Supplied passage:
+++

Additionally, it allows tools like https://plaudit.pub to add functionality like allowing people with a browser extension to endorse the articles. (Disclosure: I volunteer for Plaudit - hit me up if you want to integrate it into ResearchHub natively!)

Although the DOI is most important, there is other metadata you can expose. For more info, see: https://scholar.google.com/intl/en/scholar/inclusion.html#in...


Very interesting. What about adding a discussion forum feature to this, people with an orcid discussing an article with a doi?


Certainly an option, mainly limited by a lack of resources to implement that :)


Let’s assume ResearchCoin takes off as a new way to assess academic output, and it will become a factor for tenure committees.

The stakes are extremely high in the academic job market, competition is fierce and all incumbents are highly skilled and tremendously resourceful.

Are you prepared to maintain the integrity of ResearchCoin against all sorts of attempts to gamble the system, or even adversarial attacks by those whose careers depend on it?


> While it is possible that the cryptocurrency component will make it easy for some to dismiss ResearchHub, we believe crypto is an elegant solution to address some of the root problems in academia.

And this is where you list the root problems in academia and show how yet another virtual token solves them, and this helps people to see its value, and not dismiss it easily.

Oh, wait. You don't. Not here, not on your website. I mean, you do mention that "Further details about ResearchCoin can also be found on the ResearchHub Notion page.", but don't even link to that page.


Hi there,

My name's Pat and I'm on the ResearchHub team. Thanks for taking a look at our site and sharing these questions.

"Github for science" is a phrase that describes our long term vision for what ResearchHub can become.

+++

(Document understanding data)
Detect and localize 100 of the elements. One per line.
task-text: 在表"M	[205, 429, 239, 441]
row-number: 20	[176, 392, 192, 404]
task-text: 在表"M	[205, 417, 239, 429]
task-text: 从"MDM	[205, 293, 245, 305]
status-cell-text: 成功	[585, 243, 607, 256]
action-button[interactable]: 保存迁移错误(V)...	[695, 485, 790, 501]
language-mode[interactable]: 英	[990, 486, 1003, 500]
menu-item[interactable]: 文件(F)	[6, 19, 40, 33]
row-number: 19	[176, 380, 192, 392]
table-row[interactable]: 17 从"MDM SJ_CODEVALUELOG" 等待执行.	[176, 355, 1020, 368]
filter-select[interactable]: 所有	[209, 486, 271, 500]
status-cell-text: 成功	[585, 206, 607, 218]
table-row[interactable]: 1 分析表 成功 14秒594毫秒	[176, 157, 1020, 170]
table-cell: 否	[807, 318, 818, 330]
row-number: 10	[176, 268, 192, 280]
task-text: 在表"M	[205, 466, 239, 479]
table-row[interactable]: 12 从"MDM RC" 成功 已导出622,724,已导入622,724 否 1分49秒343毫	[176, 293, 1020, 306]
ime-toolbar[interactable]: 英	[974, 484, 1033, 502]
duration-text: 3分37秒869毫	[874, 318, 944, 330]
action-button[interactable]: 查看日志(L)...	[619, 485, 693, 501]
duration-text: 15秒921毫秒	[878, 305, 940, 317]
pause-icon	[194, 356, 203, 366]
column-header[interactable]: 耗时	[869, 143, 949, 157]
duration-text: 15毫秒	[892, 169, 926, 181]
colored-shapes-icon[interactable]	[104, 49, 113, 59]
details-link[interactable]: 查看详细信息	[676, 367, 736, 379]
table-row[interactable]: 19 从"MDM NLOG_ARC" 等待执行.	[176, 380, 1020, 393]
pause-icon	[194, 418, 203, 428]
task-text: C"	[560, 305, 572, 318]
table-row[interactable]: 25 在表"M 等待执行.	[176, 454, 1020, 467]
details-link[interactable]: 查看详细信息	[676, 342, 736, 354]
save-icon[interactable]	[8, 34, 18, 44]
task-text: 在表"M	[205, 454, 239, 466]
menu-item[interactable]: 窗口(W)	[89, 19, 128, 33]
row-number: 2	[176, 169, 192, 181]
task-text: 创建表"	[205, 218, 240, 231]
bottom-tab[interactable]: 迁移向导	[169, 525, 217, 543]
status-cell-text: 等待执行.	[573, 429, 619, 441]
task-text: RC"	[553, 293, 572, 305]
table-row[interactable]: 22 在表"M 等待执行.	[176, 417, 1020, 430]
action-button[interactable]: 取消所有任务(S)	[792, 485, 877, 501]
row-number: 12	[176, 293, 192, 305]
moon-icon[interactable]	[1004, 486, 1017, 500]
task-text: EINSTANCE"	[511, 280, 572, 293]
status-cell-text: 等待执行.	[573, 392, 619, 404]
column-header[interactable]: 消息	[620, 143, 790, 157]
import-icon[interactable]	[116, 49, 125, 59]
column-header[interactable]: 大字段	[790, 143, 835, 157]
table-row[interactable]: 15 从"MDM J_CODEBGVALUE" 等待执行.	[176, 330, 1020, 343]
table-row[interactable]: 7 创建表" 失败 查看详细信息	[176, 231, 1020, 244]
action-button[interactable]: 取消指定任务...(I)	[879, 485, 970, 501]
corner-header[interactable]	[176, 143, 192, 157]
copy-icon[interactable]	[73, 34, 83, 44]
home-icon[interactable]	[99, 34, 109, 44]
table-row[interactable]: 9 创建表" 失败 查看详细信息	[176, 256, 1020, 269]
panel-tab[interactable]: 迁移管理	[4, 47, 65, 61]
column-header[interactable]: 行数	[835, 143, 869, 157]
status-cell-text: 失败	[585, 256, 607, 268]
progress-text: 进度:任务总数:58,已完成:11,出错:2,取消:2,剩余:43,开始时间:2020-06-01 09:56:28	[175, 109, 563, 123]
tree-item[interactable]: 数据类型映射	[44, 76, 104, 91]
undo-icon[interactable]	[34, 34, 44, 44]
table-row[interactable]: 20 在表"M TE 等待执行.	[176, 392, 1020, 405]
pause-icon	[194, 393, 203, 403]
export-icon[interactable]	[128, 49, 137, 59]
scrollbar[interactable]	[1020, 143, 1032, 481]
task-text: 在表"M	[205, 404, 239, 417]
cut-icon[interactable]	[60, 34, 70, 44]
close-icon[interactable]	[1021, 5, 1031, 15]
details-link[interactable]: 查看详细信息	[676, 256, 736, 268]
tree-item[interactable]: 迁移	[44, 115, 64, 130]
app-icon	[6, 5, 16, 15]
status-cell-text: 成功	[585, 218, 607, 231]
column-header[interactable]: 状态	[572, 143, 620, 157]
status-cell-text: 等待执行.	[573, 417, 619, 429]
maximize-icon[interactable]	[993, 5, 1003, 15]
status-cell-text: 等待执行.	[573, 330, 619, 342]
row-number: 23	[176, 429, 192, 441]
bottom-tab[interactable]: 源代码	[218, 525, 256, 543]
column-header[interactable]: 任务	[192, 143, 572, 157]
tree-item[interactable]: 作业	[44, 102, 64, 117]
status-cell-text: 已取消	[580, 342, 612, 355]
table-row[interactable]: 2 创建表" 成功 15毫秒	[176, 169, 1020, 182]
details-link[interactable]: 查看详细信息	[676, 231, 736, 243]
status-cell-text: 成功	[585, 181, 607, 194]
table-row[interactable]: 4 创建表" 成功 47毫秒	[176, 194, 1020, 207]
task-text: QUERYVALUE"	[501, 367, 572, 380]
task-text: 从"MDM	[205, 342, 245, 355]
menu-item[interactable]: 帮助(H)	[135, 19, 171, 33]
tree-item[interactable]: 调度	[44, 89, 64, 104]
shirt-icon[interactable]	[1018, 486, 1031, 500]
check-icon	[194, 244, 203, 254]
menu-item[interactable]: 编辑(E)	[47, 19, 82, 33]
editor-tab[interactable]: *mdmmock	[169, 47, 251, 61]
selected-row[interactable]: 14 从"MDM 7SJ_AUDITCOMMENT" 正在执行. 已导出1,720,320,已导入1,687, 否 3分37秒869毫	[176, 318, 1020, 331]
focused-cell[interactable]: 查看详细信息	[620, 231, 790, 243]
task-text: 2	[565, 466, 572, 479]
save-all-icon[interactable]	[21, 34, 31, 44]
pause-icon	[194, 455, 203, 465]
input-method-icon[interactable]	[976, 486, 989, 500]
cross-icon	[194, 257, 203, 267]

+++

Exercise aim: Reproduce the entire ResearchHub discussion thread, word for word.

Response to the exercise:
Additionally, it allows tools like https://plaudit.pub to add functionality like allowing people with a browser extension to endorse the articles. (Disclosure: I volunteer for Plaudit - hit me up if you want to integrate it into ResearchHub natively!)

Although the DOI is most important, there is other metadata you can expose. For more info, see: https://scholar.google.com/intl/en/scholar/inclusion.html#in...


Very interesting. What about adding a discussion forum feature to this, people with an orcid discussing an article with a doi?


Certainly an option, mainly limited by a lack of resources to implement that :)


Let’s assume ResearchCoin takes off as a new way to assess academic output, and it will become a factor for tenure committees.

The stakes are extremely high in the academic job market, competition is fierce and all incumbents are highly skilled and tremendously resourceful.

Are you prepared to maintain the integrity of ResearchCoin against all sorts of attempts to gamble the system, or even adversarial attacks by those whose careers depend on it?


> While it is possible that the cryptocurrency component will make it easy for some to dismiss ResearchHub, we believe crypto is an elegant solution to address some of the root problems in academia.

And this is where you list the root problems in academia and show how yet another virtual token solves them, and this helps people to see its value, and not dismiss it easily.

Oh, wait. You don't. Not here, not on your website. I mean, you do mention that "Further details about ResearchCoin can also be found on the ResearchHub Notion page.", but don't even link to that page.


Hi there,

My name's Pat and I'm on the ResearchHub team. Thanks for taking a look at our site and sharing these questions.

"Github for science" is a phrase that describes our long term vision for what ResearchHub can become.